PROBLEM 1: How would you render this sentence from the brief on aid evaluation quality in Spanish: "A poor-quality evaluation is less convincing to policymakers, project managers, and constituents."?
PROBLEM 2: Could you write what comes next in the brief on aid evaluation quality, picking up after its final sentence?

SELECTED EXTRACT:
::::::
Evaluations are key to learning and accountability yet their usefulness depends on the quality of their evidence and analysis. This brief summarizes the key findings of “Evaluating Evaluations,” a CGD Working Paper that assessed the quality of aid agency evaluations in global health. By looking at a representative sample of evaluations—both impact and performance evaluations—from major health funders, the study authors developed 10 recommendations to improve the quality of such evaluations and, consequently, increase their usefulness.

Good quality evaluations are needed for good policy

Overseas development assistance has always been subject to evaluation but, in recent years, an international consensus has emerged over the need for more and better evaluation. Agencies have increased funding for evaluations and implemented new evaluation policies. While the number of evaluations has increased, we know relatively little about their quality and use. A few public reports—focused primarily on US government agencies—find that less than half of evaluations meet high standards of quality. Reports at the World Bank and the UK’s Independent Commission on Aid Impact raise concerns that evaluation results are not widely utilized. These two issues—quality and usage—are likely to be related. A poor-quality evaluation is less convincing to policymakers, project managers, and constituents. To fill in some of these gaps, the CGD study is—to our knowledge—the first assessment of the methodological quality of global health program evaluations across different funders.

Around the world, tight and over-stretched budgets continue to put pressure on development assistance programs. Earlier this year, the US Administration proposed major cuts to foreign aid spending. Now more than ever, better evidence about what works in global development is needed to drive decisions on where to allocate resources to achieve results and value for money. While there has been tremendous progress over the past decade, it is critical to redouble efforts to ensure evaluations are not only of good quality but also relevant to policy.

What is a good evaluation? Relevance, validity, and reliability

To assess the quality of aid program evaluations, “Evaluating Evaluations” focused on three criteria, grounded in the methodological literature, that are essential to the quality of the evidence: relevance, validity, and reliability. The authors defined evaluations as relevant if the evaluation addressed questions related to the means or ends of an intervention, and used appropriate data to answer those questions. Evaluations were considered valid if analyses were methodologically sound and conclusions were derived logically and consistently from the findings. Evaluations were considered reliable if the method and analysis would be likely to yield similar conclusions if the evaluation were repeated in the same or similar context.

While acknowledging that funders conduct or commission evaluations with different aims, the study argues that these standards apply to all kinds of evaluations regardless of their questions and methods. For example, the sample included both “impact evaluations”—whose primary purpose is to measure and attribute impact to a particular intervention—and “performance evaluations”—that focus on questions related to such things as managerial efficiency, outputs, or beneficiary satisfaction.

The relevance, validity, and reliability of an evaluation affects whether its findings are helpful and should be heeded—whether the reader is an agency administrator trying to improve managerial efficiency; a parliamentarian trying to judge whether foreign aid is used appropriately; or a government official trying to design a new policy.
::::::
GIVEN MATERIAL:
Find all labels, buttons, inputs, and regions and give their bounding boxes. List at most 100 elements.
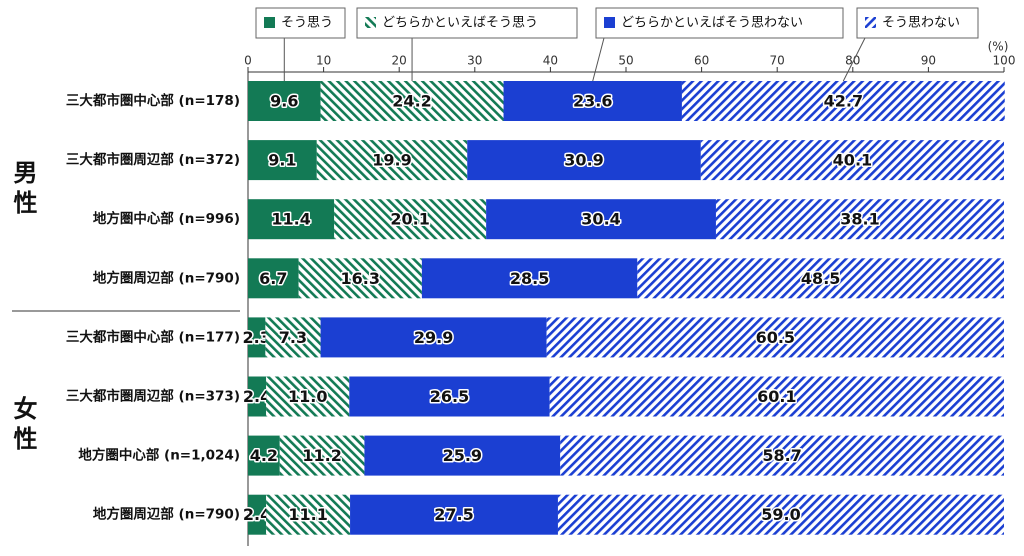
::::::
WRITTEN REPLY 1: Una evaluación de mala calidad resulta menos convincente para los responsables de formular políticas, los gestores de proyectos y los electores.

WRITTEN REPLY 2:
How do evaluations standup?

“Evaluating Evaluations” assessed a sample of 37 global health program evaluations. The sample was randomly drawn from a list of 299 global health program evaluations that were published between 2009 and 2014, and conducted or commissioned by five major funders of development assistance for health—United States Agency for International Development (USAID), the Global Fund to Fight AIDS, Tuberculosis, and Malaria (the Global Fund), the President’s Emergency Fund for AIDS Relief (PEPFAR), the United Kingdom Department for International Development (DFID), and the International Development Association (IDA) at the World Bank. Two reviewers independently assessed each evaluation in the sample and finalized responses after discussion and reconciliation.

The sample contained many high-quality evaluations, demonstrating that good evaluations are possible using a variety of methods and in different contexts. However, the share of high-quality evaluations was also relatively small, showing considerable opportunity for improvement (Figure 1).

Relevance of data and objectives

Most evaluations had relevant objectives. Three-quarters of the evaluations addressed questions that strongly reflected the main objectives of the program being evaluated. However, evaluations were much less likely to have relevant data. Only 16 percent of the evaluations collected information that was fully relevant to the questions they posed. About 40 percent were judged to at least “partially” use data that addressed their main research questions. The remainder of the evaluations lacked such data.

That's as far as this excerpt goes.